_TASK GOAL:_
Return every record verbatim.

## start EXERCISE MATERIAL

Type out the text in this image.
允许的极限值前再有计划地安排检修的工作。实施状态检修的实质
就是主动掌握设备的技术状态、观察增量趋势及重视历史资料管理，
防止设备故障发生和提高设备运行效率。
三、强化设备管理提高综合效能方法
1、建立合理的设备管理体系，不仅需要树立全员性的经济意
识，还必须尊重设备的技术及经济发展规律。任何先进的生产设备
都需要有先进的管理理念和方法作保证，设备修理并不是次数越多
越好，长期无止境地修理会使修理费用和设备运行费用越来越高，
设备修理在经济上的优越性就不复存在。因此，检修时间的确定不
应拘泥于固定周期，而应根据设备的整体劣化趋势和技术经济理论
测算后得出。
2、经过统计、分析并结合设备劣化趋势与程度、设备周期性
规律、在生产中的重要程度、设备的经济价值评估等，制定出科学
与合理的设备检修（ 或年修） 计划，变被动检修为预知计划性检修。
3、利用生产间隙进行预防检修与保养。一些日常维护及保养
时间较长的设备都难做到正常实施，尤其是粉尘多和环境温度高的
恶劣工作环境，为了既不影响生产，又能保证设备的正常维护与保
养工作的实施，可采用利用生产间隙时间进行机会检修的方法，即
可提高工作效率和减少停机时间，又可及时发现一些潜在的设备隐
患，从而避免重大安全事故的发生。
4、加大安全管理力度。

## end EXERCISE MATERIAL

_ANSWER TO THIS TASK:_
Type out the text in this image.
允许的极限值前再有计划地安排检修的工作。实施状态检修的实质
就是主动掌握设备的技术状态、观察增量趋势及重视历史资料管理，
防止设备故障发生和提高设备运行效率。
三、强化设备管理提高综合效能方法
1、建立合理的设备管理体系，不仅需要树立全员性的经济意
识，还必须尊重设备的技术及经济发展规律。任何先进的生产设备
都需要有先进的管理理念和方法作保证，设备修理并不是次数越多
越好，长期无止境地修理会使修理费用和设备运行费用越来越高，
设备修理在经济上的优越性就不复存在。因此，检修时间的确定不
应拘泥于固定周期，而应根据设备的整体劣化趋势和技术经济理论
测算后得出。
2、经过统计、分析并结合设备劣化趋势与程度、设备周期性
规律、在生产中的重要程度、设备的经济价值评估等，制定出科学
与合理的设备检修（ 或年修） 计划，变被动检修为预知计划性检修。
3、利用生产间隙进行预防检修与保养。一些日常维护及保养
时间较长的设备都难做到正常实施，尤其是粉尘多和环境温度高的
恶劣工作环境，为了既不影响生产，又能保证设备的正常维护与保
养工作的实施，可采用利用生产间隙时间进行机会检修的方法，即
可提高工作效率和减少停机时间，又可及时发现一些潜在的设备隐
患，从而避免重大安全事故的发生。
4、加大安全管理力度。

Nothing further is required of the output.